- [STATED EXERCISE] Restate, word for word, all of the material shown below.

Rows from a dataset:
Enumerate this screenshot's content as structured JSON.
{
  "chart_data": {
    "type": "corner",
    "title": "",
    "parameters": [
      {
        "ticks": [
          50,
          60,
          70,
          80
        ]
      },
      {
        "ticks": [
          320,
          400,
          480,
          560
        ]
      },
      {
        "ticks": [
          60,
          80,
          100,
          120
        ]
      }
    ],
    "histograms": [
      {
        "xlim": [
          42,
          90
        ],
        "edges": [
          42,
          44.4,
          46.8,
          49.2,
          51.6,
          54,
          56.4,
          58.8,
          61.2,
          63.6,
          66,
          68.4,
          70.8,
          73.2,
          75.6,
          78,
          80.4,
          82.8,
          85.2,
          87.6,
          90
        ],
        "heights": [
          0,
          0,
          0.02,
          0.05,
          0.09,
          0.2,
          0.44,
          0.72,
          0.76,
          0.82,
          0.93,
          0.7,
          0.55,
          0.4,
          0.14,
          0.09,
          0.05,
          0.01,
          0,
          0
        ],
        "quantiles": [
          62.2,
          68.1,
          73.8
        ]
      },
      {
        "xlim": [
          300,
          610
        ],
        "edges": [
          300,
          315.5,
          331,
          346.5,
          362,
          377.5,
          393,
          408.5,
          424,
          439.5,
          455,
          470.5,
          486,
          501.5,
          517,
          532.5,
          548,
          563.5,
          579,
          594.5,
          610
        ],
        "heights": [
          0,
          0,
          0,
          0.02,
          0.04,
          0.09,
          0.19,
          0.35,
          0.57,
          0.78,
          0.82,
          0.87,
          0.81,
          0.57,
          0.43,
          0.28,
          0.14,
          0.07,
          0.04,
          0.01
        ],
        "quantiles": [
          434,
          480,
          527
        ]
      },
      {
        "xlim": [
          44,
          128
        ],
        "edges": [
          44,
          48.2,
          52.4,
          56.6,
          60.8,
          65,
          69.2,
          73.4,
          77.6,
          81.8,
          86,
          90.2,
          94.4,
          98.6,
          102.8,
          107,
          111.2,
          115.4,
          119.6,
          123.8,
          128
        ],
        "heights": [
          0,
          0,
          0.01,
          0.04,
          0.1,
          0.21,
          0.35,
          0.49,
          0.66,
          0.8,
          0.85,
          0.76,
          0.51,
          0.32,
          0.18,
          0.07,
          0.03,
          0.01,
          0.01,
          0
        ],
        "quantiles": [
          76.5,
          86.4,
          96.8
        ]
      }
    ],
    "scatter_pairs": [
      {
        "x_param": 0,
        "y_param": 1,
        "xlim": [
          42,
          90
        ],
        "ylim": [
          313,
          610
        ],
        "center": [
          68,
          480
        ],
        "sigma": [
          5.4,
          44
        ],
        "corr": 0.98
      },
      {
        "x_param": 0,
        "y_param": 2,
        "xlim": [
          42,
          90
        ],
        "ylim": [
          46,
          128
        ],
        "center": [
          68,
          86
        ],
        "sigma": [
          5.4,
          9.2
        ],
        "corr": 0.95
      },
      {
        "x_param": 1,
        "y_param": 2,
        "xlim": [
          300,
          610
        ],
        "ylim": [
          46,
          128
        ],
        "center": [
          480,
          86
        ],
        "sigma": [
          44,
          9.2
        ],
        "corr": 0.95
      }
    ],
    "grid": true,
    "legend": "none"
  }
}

- [EXPECTED OUTPUT]
Enumerate this screenshot's content as structured JSON.
{
  "chart_data": {
    "type": "corner",
    "title": "",
    "parameters": [
      {
        "ticks": [
          50,
          60,
          70,
          80
        ]
      },
      {
        "ticks": [
          320,
          400,
          480,
          560
        ]
      },
      {
        "ticks": [
          60,
          80,
          100,
          120
        ]
      }
    ],
    "histograms": [
      {
        "xlim": [
          42,
          90
        ],
        "edges": [
          42,
          44.4,
          46.8,
          49.2,
          51.6,
          54,
          56.4,
          58.8,
          61.2,
          63.6,
          66,
          68.4,
          70.8,
          73.2,
          75.6,
          78,
          80.4,
          82.8,
          85.2,
          87.6,
          90
        ],
        "heights": [
          0,
          0,
          0.02,
          0.05,
          0.09,
          0.2,
          0.44,
          0.72,
          0.76,
          0.82,
          0.93,
          0.7,
          0.55,
          0.4,
          0.14,
          0.09,
          0.05,
          0.01,
          0,
          0
        ],
        "quantiles": [
          62.2,
          68.1,
          73.8
        ]
      },
      {
        "xlim": [
          300,
          610
        ],
        "edges": [
          300,
          315.5,
          331,
          346.5,
          362,
          377.5,
          393,
          408.5,
          424,
          439.5,
          455,
          470.5,
          486,
          501.5,
          517,
          532.5,
          548,
          563.5,
          579,
          594.5,
          610
        ],
        "heights": [
          0,
          0,
          0,
          0.02,
          0.04,
          0.09,
          0.19,
          0.35,
          0.57,
          0.78,
          0.82,
          0.87,
          0.81,
          0.57,
          0.43,
          0.28,
          0.14,
          0.07,
          0.04,
          0.01
        ],
        "quantiles": [
          434,
          480,
          527
        ]
      },
      {
        "xlim": [
          44,
          128
        ],
        "edges": [
          44,
          48.2,
          52.4,
          56.6,
          60.8,
          65,
          69.2,
          73.4,
          77.6,
          81.8,
          86,
          90.2,
          94.4,
          98.6,
          102.8,
          107,
          111.2,
          115.4,
          119.6,
          123.8,
          128
        ],
        "heights": [
          0,
          0,
          0.01,
          0.04,
          0.1,
          0.21,
          0.35,
          0.49,
          0.66,
          0.8,
          0.85,
          0.76,
          0.51,
          0.32,
          0.18,
          0.07,
          0.03,
          0.01,
          0.01,
          0
        ],
        "quantiles": [
          76.5,
          86.4,
          96.8
        ]
      }
    ],
    "scatter_pairs": [
      {
        "x_param": 0,
        "y_param": 1,
        "xlim": [
          42,
          90
        ],
        "ylim": [
          313,
          610
        ],
        "center": [
          68,
          480
        ],
        "sigma": [
          5.4,
          44
        ],
        "corr": 0.98
      },
      {
        "x_param": 0,
        "y_param": 2,
        "xlim": [
          42,
          90
        ],
        "ylim": [
          46,
          128
        ],
        "center": [
          68,
          86
        ],
        "sigma": [
          5.4,
          9.2
        ],
        "corr": 0.95
      },
      {
        "x_param": 1,
        "y_param": 2,
        "xlim": [
          300,
          610
        ],
        "ylim": [
          46,
          128
        ],
        "center": [
          480,
          86
        ],
        "sigma": [
          44,
          9.2
        ],
        "corr": 0.95
      }
    ],
    "grid": true,
    "legend": "none"
  }
}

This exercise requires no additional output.